** Start of Records supplied **

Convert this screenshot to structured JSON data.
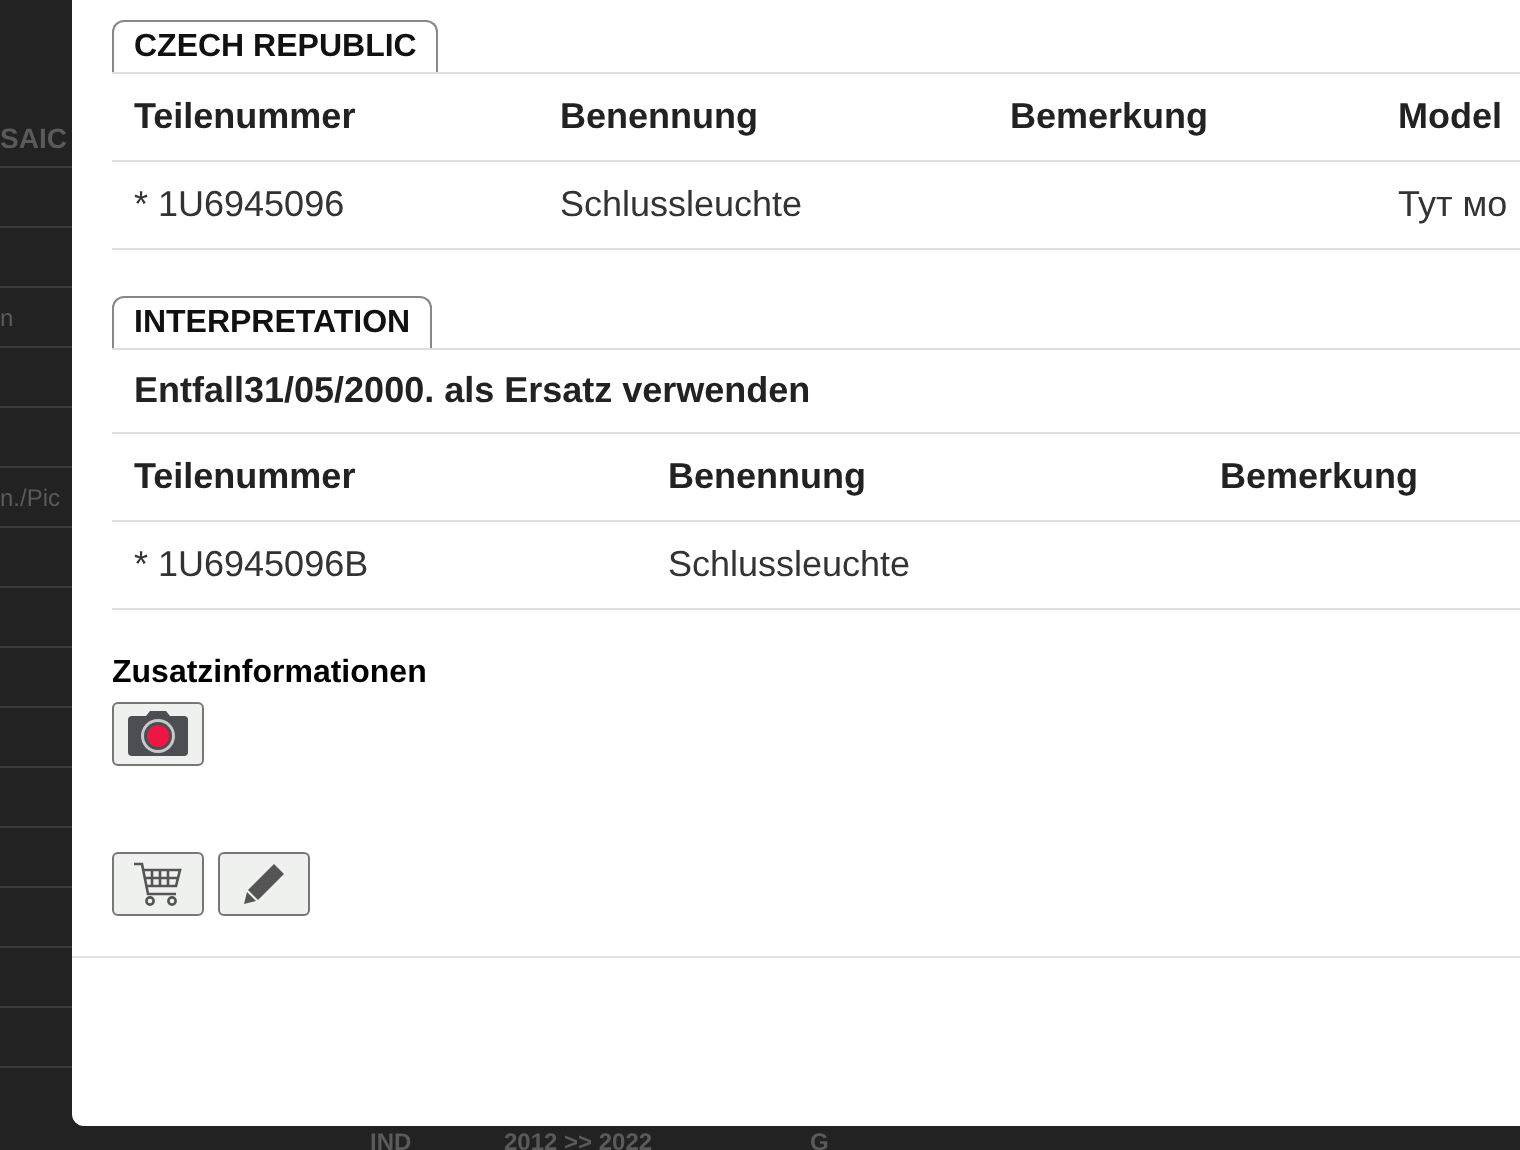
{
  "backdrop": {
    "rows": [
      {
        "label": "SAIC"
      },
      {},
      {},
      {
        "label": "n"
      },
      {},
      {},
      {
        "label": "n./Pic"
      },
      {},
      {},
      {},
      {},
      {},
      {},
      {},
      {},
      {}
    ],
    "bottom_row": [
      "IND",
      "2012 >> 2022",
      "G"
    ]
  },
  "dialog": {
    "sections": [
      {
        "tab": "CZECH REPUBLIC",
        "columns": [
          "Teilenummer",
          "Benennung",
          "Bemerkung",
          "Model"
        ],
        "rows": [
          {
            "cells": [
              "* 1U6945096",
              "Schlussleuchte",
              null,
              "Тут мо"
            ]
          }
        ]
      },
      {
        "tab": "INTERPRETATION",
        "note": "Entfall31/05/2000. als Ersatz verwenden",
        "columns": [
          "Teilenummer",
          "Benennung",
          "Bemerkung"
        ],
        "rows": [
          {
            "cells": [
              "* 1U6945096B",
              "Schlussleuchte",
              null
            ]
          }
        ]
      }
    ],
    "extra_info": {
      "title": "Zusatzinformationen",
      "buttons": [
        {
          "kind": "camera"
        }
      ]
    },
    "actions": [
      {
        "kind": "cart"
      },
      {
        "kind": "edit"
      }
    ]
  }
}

** End of Records supplied **

▶ _Work required_:
Write out the whole listing again, exactly, with no pictures.

▶ _Full answer_:
Convert this screenshot to structured JSON data.
{
  "backdrop": {
    "rows": [
      {
        "label": "SAIC"
      },
      {},
      {},
      {
        "label": "n"
      },
      {},
      {},
      {
        "label": "n./Pic"
      },
      {},
      {},
      {},
      {},
      {},
      {},
      {},
      {},
      {}
    ],
    "bottom_row": [
      "IND",
      "2012 >> 2022",
      "G"
    ]
  },
  "dialog": {
    "sections": [
      {
        "tab": "CZECH REPUBLIC",
        "columns": [
          "Teilenummer",
          "Benennung",
          "Bemerkung",
          "Model"
        ],
        "rows": [
          {
            "cells": [
              "* 1U6945096",
              "Schlussleuchte",
              null,
              "Тут мо"
            ]
          }
        ]
      },
      {
        "tab": "INTERPRETATION",
        "note": "Entfall31/05/2000. als Ersatz verwenden",
        "columns": [
          "Teilenummer",
          "Benennung",
          "Bemerkung"
        ],
        "rows": [
          {
            "cells": [
              "* 1U6945096B",
              "Schlussleuchte",
              null
            ]
          }
        ]
      }
    ],
    "extra_info": {
      "title": "Zusatzinformationen",
      "buttons": [
        {
          "kind": "camera"
        }
      ]
    },
    "actions": [
      {
        "kind": "cart"
      },
      {
        "kind": "edit"
      }
    ]
  }
}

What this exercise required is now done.